[RECORDS TO USE start]

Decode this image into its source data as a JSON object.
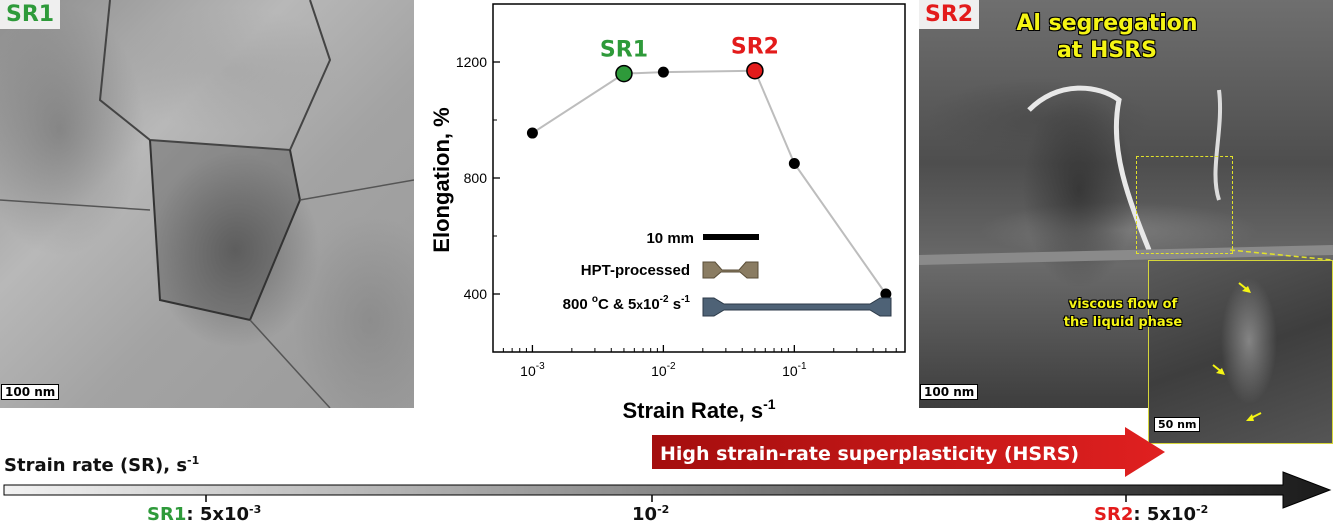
{
  "left_panel": {
    "tag": "SR1",
    "scalebar": "100 nm"
  },
  "right_panel": {
    "tag": "SR2",
    "title_line1": "Al segregation",
    "title_line2": "at HSRS",
    "scalebar": "100 nm",
    "inset_scalebar": "50 nm",
    "inset_text_line1": "viscous flow of",
    "inset_text_line2": "the liquid phase"
  },
  "chart_data": {
    "type": "line",
    "xlabel_main": "Strain Rate, s",
    "xlabel_sup": "-1",
    "ylabel": "Elongation, %",
    "xscale": "log",
    "xlim": [
      0.0005,
      0.7
    ],
    "ylim": [
      200,
      1400
    ],
    "yticks": [
      400,
      800,
      1200
    ],
    "xticks": [
      {
        "value": 0.001,
        "base": "10",
        "exp": "-3"
      },
      {
        "value": 0.01,
        "base": "10",
        "exp": "-2"
      },
      {
        "value": 0.1,
        "base": "10",
        "exp": "-1"
      }
    ],
    "series": [
      {
        "x": [
          0.001,
          0.005,
          0.01,
          0.05,
          0.1,
          0.5
        ],
        "y": [
          955,
          1160,
          1165,
          1170,
          850,
          400
        ]
      }
    ],
    "highlight": [
      {
        "x": 0.005,
        "y": 1160,
        "label": "SR1",
        "color": "#2e9a3a"
      },
      {
        "x": 0.05,
        "y": 1170,
        "label": "SR2",
        "color": "#e31b1b"
      }
    ],
    "legend": {
      "scale_label": "10 mm",
      "hpt_label": "HPT-processed",
      "cond_main": "800 ",
      "cond_sup1": "o",
      "cond_mid": "C & 5",
      "cond_x": "x",
      "cond_10": "10",
      "cond_sup2": "-2",
      "cond_s": " s",
      "cond_sup3": "-1"
    },
    "colors": {
      "line": "#bdbdbd",
      "point": "#000000"
    }
  },
  "bottom": {
    "axis_label_main": "Strain rate (SR), s",
    "axis_label_sup": "-1",
    "hsrs_label": "High strain-rate superplasticity (HSRS)",
    "sr1_name": "SR1",
    "sr1_value": ": 5x10",
    "sr1_exp": "-3",
    "mid_base": "10",
    "mid_exp": "-2",
    "sr2_name": "SR2",
    "sr2_value": ": 5x10",
    "sr2_exp": "-2",
    "colors": {
      "sr1": "#2e9a3a",
      "sr2": "#e31b1b",
      "arrow": "#cc1414"
    }
  }
}
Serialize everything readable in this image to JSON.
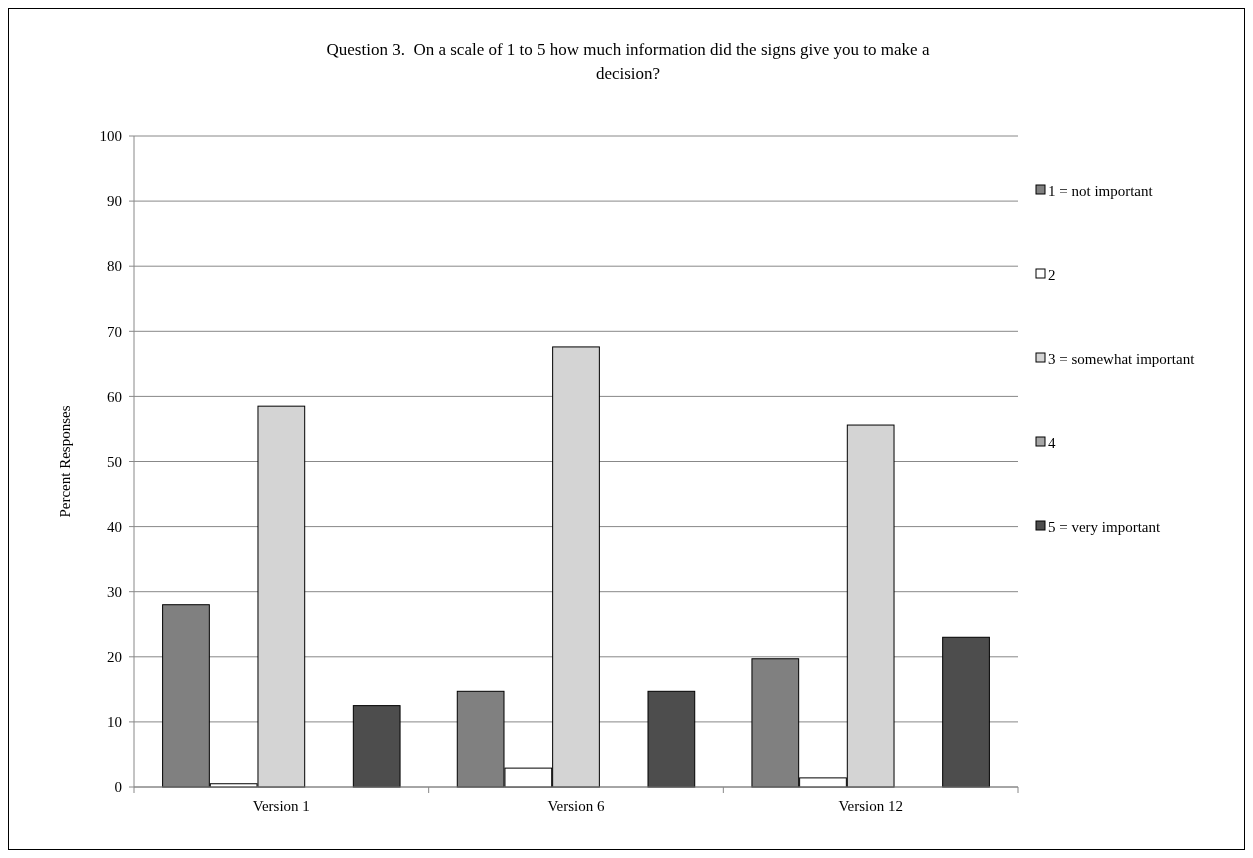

[RECORDS TO USE end]

EXERCISE INSTRUCTIONS: Reproduce the material above verbatim; omit every picture.

SOLUTION TO THE PROBLEM:
Decode this image into its source data as a JSON object.
{
  "left_panel": {
    "tag": "SR1",
    "scalebar": "100 nm"
  },
  "right_panel": {
    "tag": "SR2",
    "title_line1": "Al segregation",
    "title_line2": "at HSRS",
    "scalebar": "100 nm",
    "inset_scalebar": "50 nm",
    "inset_text_line1": "viscous flow of",
    "inset_text_line2": "the liquid phase"
  },
  "chart_data": {
    "type": "line",
    "xlabel_main": "Strain Rate, s",
    "xlabel_sup": "-1",
    "ylabel": "Elongation, %",
    "xscale": "log",
    "xlim": [
      0.0005,
      0.7
    ],
    "ylim": [
      200,
      1400
    ],
    "yticks": [
      400,
      800,
      1200
    ],
    "xticks": [
      {
        "value": 0.001,
        "base": "10",
        "exp": "-3"
      },
      {
        "value": 0.01,
        "base": "10",
        "exp": "-2"
      },
      {
        "value": 0.1,
        "base": "10",
        "exp": "-1"
      }
    ],
    "series": [
      {
        "x": [
          0.001,
          0.005,
          0.01,
          0.05,
          0.1,
          0.5
        ],
        "y": [
          955,
          1160,
          1165,
          1170,
          850,
          400
        ]
      }
    ],
    "highlight": [
      {
        "x": 0.005,
        "y": 1160,
        "label": "SR1",
        "color": "#2e9a3a"
      },
      {
        "x": 0.05,
        "y": 1170,
        "label": "SR2",
        "color": "#e31b1b"
      }
    ],
    "legend": {
      "scale_label": "10 mm",
      "hpt_label": "HPT-processed",
      "cond_main": "800 ",
      "cond_sup1": "o",
      "cond_mid": "C & 5",
      "cond_x": "x",
      "cond_10": "10",
      "cond_sup2": "-2",
      "cond_s": " s",
      "cond_sup3": "-1"
    },
    "colors": {
      "line": "#bdbdbd",
      "point": "#000000"
    }
  },
  "bottom": {
    "axis_label_main": "Strain rate (SR), s",
    "axis_label_sup": "-1",
    "hsrs_label": "High strain-rate superplasticity (HSRS)",
    "sr1_name": "SR1",
    "sr1_value": ": 5x10",
    "sr1_exp": "-3",
    "mid_base": "10",
    "mid_exp": "-2",
    "sr2_name": "SR2",
    "sr2_value": ": 5x10",
    "sr2_exp": "-2",
    "colors": {
      "sr1": "#2e9a3a",
      "sr2": "#e31b1b",
      "arrow": "#cc1414"
    }
  }
}
Serialize everything readable in this image to JSON.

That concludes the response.